• Supplied data:
*-*-*
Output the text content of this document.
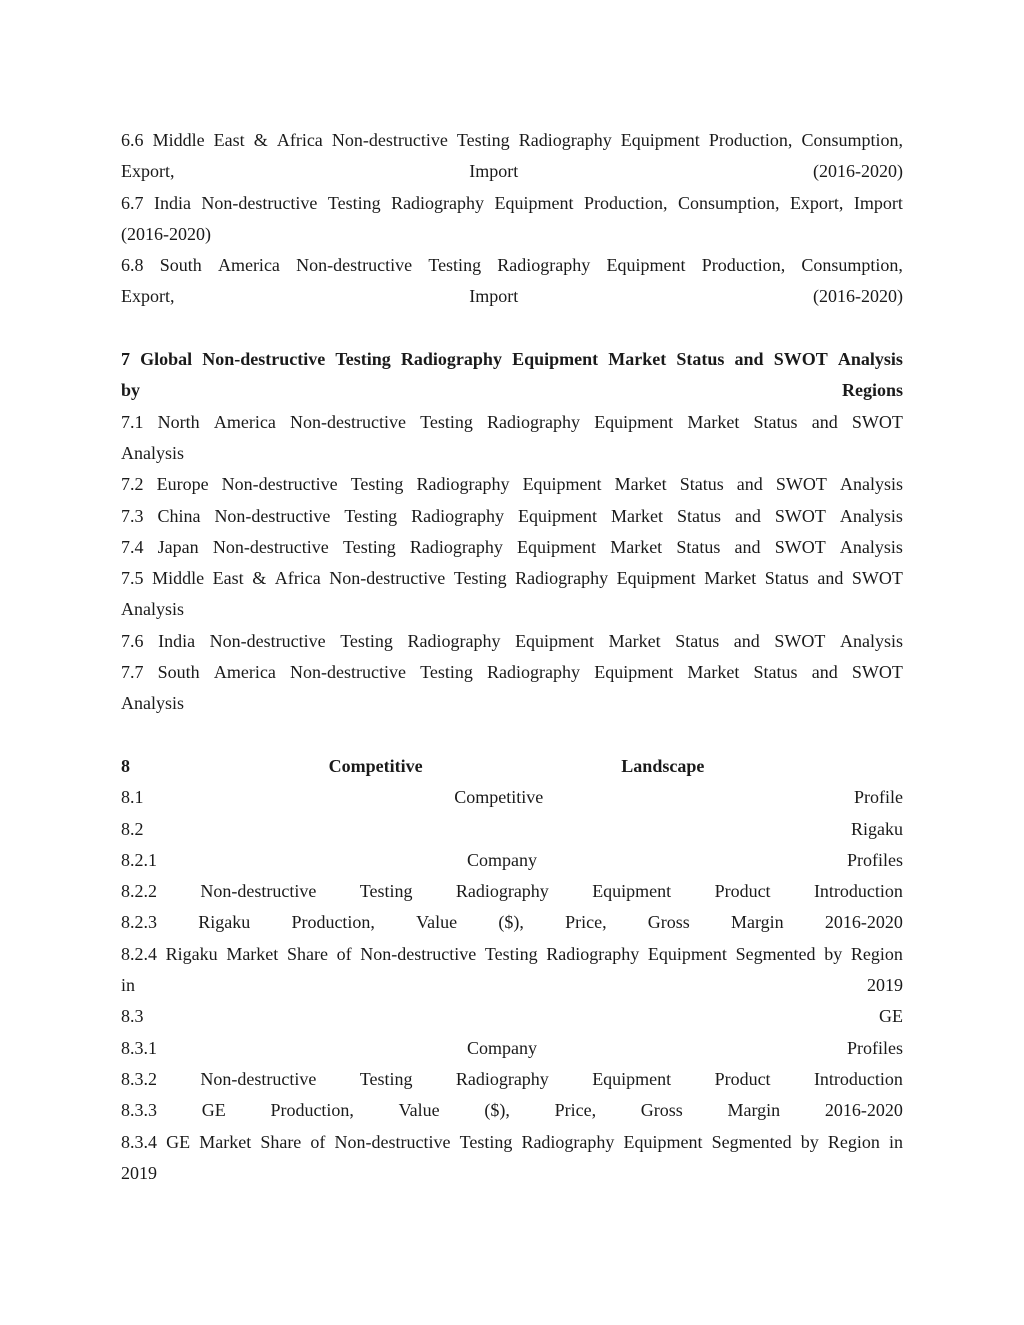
6.6 Middle East & Africa Non-destructive Testing Radiography Equipment Production, Consumption,
Export,	Import	(2016-2020)
6.7 India Non-destructive Testing Radiography Equipment Production, Consumption, Export, Import
(2016-2020)
6.8 South America Non-destructive Testing Radiography Equipment Production, Consumption,
Export,	Import	(2016-2020)
7 Global Non-destructive Testing Radiography Equipment Market Status and SWOT Analysis
by	Regions
7.1 North America Non-destructive Testing Radiography Equipment Market Status and SWOT
Analysis
7.2 Europe Non-destructive Testing Radiography Equipment Market Status and SWOT Analysis
7.3 China Non-destructive Testing Radiography Equipment Market Status and SWOT Analysis
7.4 Japan Non-destructive Testing Radiography Equipment Market Status and SWOT Analysis
7.5 Middle East & Africa Non-destructive Testing Radiography Equipment Market Status and SWOT
Analysis
7.6 India Non-destructive Testing Radiography Equipment Market Status and SWOT Analysis
7.7 South America Non-destructive Testing Radiography Equipment Market Status and SWOT
Analysis
8	Competitive	Landscape
8.1	Competitive	Profile
8.2	Rigaku
8.2.1	Company	Profiles
8.2.2 Non-destructive Testing Radiography Equipment Product Introduction
8.2.3 Rigaku Production, Value ($), Price, Gross Margin 2016-2020
8.2.4 Rigaku Market Share of Non-destructive Testing Radiography Equipment Segmented by Region
in	2019
8.3	GE
8.3.1	Company	Profiles
8.3.2 Non-destructive Testing Radiography Equipment Product Introduction
8.3.3 GE Production, Value ($), Price, Gross Margin 2016-2020
8.3.4 GE Market Share of Non-destructive Testing Radiography Equipment Segmented by Region in
2019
*-*-*
• Requirements: Images do not belong in the copy; reproduce all other parts of the records above verbatim.

• Task response:
Output the text content of this document.
6.6 Middle East & Africa Non-destructive Testing Radiography Equipment Production, Consumption,
Export,	Import	(2016-2020)
6.7 India Non-destructive Testing Radiography Equipment Production, Consumption, Export, Import
(2016-2020)
6.8 South America Non-destructive Testing Radiography Equipment Production, Consumption,
Export,	Import	(2016-2020)
7 Global Non-destructive Testing Radiography Equipment Market Status and SWOT Analysis
by	Regions
7.1 North America Non-destructive Testing Radiography Equipment Market Status and SWOT
Analysis
7.2 Europe Non-destructive Testing Radiography Equipment Market Status and SWOT Analysis
7.3 China Non-destructive Testing Radiography Equipment Market Status and SWOT Analysis
7.4 Japan Non-destructive Testing Radiography Equipment Market Status and SWOT Analysis
7.5 Middle East & Africa Non-destructive Testing Radiography Equipment Market Status and SWOT
Analysis
7.6 India Non-destructive Testing Radiography Equipment Market Status and SWOT Analysis
7.7 South America Non-destructive Testing Radiography Equipment Market Status and SWOT
Analysis
8	Competitive	Landscape
8.1	Competitive	Profile
8.2	Rigaku
8.2.1	Company	Profiles
8.2.2 Non-destructive Testing Radiography Equipment Product Introduction
8.2.3 Rigaku Production, Value ($), Price, Gross Margin 2016-2020
8.2.4 Rigaku Market Share of Non-destructive Testing Radiography Equipment Segmented by Region
in	2019
8.3	GE
8.3.1	Company	Profiles
8.3.2 Non-destructive Testing Radiography Equipment Product Introduction
8.3.3 GE Production, Value ($), Price, Gross Margin 2016-2020
8.3.4 GE Market Share of Non-destructive Testing Radiography Equipment Segmented by Region in
2019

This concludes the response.